• **Exercise requirements**
Determine which lines contain the word "руде", then copy those lines.

• **Entries**

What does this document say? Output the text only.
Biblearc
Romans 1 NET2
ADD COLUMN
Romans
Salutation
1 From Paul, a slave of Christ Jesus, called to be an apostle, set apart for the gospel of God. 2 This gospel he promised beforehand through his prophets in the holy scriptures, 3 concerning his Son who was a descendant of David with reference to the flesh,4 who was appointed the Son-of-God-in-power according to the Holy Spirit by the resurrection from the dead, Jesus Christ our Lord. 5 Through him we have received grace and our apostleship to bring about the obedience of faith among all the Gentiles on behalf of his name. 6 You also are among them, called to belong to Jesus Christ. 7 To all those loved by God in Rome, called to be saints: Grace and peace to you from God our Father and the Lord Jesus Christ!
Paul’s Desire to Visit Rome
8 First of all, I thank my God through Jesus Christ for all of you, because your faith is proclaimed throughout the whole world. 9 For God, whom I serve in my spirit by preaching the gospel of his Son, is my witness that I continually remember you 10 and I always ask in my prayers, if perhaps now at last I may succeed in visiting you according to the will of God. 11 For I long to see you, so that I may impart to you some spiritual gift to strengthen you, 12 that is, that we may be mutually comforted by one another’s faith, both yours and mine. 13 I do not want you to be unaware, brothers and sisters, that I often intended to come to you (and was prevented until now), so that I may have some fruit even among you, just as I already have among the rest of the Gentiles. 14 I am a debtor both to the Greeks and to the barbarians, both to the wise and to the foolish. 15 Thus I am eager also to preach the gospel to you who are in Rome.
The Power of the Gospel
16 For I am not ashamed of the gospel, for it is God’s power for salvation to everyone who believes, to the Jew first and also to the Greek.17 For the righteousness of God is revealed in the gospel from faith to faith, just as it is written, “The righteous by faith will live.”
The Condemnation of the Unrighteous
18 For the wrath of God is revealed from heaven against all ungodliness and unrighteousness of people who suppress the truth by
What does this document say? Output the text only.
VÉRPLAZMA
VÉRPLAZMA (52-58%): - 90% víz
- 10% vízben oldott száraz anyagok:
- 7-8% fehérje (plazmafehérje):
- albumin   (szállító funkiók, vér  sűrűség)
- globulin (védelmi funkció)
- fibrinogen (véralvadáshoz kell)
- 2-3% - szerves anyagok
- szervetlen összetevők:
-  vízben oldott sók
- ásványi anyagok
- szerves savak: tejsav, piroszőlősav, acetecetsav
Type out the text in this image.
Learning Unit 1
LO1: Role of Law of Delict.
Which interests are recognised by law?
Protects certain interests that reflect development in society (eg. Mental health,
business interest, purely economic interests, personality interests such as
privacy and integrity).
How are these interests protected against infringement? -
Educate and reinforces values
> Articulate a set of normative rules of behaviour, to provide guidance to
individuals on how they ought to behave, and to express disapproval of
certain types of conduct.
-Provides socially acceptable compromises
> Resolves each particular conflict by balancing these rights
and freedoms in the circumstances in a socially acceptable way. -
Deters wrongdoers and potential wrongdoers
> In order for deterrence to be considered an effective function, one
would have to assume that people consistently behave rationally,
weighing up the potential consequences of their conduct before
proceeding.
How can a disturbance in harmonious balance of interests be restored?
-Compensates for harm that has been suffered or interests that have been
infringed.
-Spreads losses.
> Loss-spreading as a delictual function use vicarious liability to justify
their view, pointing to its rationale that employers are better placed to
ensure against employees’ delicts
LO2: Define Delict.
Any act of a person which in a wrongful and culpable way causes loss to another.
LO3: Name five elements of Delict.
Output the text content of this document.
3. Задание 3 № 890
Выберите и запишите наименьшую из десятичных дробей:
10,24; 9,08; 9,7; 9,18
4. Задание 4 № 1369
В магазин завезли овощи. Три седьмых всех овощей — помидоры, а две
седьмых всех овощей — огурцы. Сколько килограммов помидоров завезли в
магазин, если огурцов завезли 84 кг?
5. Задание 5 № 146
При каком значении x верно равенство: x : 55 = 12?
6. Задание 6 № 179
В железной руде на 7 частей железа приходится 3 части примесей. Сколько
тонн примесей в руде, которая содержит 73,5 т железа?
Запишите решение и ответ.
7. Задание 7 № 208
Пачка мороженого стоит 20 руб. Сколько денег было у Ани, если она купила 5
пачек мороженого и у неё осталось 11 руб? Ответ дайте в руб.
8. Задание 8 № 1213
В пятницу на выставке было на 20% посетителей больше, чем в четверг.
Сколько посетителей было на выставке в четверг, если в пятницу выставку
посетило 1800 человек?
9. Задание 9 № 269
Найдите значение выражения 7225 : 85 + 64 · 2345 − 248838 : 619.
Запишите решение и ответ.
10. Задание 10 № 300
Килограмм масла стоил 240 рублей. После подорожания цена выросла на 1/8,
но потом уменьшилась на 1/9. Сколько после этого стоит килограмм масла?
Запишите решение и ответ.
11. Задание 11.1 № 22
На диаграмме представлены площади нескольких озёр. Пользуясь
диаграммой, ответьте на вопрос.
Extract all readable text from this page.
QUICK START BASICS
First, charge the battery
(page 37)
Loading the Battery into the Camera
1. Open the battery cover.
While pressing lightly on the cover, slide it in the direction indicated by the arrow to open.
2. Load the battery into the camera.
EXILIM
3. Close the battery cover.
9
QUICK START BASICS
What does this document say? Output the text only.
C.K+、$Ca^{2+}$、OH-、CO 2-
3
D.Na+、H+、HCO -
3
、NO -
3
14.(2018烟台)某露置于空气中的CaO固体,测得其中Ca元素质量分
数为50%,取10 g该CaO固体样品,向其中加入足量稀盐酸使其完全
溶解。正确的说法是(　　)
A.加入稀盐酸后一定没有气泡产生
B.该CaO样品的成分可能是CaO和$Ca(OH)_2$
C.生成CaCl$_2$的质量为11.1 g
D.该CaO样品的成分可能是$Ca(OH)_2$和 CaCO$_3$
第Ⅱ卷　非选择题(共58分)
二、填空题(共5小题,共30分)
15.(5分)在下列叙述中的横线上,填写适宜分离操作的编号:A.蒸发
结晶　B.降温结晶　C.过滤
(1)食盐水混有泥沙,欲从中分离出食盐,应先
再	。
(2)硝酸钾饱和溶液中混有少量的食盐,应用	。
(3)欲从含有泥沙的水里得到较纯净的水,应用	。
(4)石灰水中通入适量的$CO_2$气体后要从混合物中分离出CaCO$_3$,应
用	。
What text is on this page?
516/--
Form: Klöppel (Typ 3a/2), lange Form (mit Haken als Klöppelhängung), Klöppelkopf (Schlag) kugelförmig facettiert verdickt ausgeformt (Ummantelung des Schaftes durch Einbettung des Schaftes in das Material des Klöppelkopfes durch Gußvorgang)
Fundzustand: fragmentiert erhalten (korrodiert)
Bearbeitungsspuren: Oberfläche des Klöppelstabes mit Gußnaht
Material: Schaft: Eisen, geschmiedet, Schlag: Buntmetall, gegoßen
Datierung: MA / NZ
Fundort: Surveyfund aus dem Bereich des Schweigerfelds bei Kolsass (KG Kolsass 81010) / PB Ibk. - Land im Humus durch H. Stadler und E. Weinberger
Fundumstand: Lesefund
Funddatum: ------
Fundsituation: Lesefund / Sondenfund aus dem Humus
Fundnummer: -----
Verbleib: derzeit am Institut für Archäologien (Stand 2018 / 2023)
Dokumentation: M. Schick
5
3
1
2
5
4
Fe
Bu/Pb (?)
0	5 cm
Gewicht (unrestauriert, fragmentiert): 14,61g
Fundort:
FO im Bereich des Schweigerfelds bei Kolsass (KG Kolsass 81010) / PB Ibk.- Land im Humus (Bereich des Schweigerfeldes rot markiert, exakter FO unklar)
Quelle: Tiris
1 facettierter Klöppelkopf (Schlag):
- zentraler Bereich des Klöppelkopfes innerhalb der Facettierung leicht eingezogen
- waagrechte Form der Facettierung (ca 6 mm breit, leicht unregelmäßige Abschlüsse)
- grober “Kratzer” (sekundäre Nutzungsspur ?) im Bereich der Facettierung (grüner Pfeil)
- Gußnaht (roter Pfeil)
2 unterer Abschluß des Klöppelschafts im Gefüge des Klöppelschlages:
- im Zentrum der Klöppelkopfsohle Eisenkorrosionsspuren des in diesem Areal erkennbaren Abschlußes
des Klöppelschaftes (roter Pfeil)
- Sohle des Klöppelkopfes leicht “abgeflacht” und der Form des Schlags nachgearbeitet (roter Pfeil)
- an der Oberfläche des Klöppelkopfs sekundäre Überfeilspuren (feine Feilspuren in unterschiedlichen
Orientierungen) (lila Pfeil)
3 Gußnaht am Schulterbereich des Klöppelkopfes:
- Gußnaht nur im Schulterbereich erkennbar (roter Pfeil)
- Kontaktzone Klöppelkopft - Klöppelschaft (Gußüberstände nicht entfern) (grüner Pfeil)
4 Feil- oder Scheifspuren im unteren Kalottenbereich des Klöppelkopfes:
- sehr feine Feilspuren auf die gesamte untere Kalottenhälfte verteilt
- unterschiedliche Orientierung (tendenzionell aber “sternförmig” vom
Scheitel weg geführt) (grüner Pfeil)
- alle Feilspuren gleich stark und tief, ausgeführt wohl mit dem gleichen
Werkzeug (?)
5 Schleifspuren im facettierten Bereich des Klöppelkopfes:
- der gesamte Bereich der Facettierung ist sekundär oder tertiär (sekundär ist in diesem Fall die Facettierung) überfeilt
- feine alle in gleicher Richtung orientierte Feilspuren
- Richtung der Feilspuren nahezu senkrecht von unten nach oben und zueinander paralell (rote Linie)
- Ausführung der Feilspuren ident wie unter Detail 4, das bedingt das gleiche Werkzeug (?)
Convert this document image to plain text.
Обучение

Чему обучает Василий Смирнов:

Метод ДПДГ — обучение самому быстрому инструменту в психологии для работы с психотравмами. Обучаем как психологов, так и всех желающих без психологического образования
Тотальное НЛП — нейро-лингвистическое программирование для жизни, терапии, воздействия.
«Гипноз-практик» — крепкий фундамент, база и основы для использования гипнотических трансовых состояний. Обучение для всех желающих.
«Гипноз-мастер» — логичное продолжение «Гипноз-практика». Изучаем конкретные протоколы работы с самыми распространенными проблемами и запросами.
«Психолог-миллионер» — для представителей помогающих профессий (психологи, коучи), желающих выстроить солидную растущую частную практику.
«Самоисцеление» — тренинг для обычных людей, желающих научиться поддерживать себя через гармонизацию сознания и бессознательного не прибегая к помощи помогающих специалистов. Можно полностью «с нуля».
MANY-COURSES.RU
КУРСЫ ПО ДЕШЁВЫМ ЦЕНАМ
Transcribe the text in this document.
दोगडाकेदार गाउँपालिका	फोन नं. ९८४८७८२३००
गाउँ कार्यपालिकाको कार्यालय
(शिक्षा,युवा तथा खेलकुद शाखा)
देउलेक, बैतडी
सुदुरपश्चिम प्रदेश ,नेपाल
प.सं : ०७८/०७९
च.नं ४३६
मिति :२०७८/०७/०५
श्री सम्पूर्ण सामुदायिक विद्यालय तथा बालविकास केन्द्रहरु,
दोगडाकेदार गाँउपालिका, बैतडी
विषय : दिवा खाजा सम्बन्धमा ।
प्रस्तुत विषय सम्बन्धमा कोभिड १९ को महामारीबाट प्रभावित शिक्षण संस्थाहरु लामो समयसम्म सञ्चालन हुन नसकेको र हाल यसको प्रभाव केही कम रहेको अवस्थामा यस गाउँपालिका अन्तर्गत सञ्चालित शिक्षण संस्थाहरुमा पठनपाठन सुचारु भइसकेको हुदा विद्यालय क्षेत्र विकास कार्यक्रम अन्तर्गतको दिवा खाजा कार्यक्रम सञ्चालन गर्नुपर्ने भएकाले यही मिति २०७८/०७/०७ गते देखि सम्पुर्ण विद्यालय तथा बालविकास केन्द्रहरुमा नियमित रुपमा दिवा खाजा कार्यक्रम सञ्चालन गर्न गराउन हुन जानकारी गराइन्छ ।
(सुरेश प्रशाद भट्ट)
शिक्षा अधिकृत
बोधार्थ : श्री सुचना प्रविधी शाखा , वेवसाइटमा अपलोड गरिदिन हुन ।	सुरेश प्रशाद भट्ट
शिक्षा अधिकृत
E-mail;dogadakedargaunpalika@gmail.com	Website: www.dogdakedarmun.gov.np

• **Worked solution**
В железной руде на 7 частей железа приходится 3 части примесей. Сколько
тонн примесей в руде, которая содержит 73,5 т железа?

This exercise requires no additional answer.